=== Objective ===
Using the data below, copy every line that contains the word "Silica".

A run of records
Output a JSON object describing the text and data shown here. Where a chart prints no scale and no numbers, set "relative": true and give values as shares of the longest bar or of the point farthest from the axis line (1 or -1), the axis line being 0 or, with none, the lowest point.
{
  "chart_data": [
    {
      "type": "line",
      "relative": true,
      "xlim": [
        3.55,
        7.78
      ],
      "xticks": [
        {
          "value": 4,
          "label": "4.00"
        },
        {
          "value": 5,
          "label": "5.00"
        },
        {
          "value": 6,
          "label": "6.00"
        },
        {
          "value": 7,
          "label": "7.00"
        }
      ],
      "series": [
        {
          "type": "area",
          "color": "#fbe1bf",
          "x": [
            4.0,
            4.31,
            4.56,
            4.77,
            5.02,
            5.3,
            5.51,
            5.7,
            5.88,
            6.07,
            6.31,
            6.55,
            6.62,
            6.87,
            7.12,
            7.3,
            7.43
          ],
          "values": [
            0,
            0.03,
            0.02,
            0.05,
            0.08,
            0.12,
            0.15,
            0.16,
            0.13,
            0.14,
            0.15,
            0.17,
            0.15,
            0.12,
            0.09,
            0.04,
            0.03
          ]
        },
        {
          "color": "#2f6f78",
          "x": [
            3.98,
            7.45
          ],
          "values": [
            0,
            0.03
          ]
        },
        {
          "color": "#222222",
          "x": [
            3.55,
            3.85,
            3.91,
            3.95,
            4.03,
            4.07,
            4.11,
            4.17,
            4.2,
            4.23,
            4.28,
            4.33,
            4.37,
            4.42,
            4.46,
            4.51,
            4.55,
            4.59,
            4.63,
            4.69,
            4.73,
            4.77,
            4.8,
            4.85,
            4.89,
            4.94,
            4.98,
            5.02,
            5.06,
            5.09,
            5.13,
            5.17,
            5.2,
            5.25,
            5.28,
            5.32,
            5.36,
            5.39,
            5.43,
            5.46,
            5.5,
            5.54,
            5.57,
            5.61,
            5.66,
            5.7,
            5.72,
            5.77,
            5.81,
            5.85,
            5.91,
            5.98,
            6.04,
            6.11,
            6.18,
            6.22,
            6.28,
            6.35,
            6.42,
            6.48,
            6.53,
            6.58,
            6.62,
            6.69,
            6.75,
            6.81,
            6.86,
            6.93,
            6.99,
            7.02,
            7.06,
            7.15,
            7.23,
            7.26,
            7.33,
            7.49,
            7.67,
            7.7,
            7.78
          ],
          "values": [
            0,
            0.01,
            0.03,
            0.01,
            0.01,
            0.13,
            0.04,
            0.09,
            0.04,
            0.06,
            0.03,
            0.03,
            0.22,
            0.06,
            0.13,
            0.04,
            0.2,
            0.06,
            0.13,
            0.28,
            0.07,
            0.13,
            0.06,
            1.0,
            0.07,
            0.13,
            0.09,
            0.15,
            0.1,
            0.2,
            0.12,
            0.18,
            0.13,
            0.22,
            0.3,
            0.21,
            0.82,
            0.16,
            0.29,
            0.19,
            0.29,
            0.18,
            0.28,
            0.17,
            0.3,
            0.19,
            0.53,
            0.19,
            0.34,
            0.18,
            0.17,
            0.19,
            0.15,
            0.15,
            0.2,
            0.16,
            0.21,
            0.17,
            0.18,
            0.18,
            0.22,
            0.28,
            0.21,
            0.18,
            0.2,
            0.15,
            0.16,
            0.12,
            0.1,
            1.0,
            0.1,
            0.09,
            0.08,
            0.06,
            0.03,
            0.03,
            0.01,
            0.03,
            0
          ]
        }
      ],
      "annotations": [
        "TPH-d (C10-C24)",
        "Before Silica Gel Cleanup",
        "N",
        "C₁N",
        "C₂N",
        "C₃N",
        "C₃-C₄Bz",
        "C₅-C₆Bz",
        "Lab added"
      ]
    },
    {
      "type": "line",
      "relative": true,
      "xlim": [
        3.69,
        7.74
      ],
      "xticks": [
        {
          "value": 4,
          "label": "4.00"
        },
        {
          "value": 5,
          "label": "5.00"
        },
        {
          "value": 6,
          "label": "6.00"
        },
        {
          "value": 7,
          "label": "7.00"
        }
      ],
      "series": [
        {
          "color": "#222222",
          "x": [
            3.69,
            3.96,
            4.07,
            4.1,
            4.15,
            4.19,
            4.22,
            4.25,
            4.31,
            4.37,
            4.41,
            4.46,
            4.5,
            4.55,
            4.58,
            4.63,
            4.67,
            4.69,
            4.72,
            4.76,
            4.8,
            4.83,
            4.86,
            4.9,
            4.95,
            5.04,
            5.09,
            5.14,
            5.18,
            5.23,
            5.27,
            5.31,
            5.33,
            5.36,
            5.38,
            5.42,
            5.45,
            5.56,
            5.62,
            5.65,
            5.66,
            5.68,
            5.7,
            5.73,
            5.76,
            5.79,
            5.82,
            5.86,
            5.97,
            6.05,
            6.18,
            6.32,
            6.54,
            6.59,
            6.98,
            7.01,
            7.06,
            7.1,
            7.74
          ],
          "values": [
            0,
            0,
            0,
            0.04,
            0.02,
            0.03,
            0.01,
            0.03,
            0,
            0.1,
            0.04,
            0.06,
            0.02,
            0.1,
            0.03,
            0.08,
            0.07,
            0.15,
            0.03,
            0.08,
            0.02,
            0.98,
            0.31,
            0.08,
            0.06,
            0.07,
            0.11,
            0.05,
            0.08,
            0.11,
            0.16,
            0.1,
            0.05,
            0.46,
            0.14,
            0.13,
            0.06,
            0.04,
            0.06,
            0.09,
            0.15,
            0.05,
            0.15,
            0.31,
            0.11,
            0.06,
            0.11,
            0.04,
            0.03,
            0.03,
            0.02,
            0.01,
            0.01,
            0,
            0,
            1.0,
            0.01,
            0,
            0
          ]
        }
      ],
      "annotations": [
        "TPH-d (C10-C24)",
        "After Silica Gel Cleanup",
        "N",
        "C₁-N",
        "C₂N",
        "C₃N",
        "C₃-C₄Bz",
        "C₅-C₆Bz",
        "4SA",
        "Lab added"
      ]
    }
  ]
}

=== Task output ===
        "Before Silica Gel Cleanup",
        "After Silica Gel Cleanup",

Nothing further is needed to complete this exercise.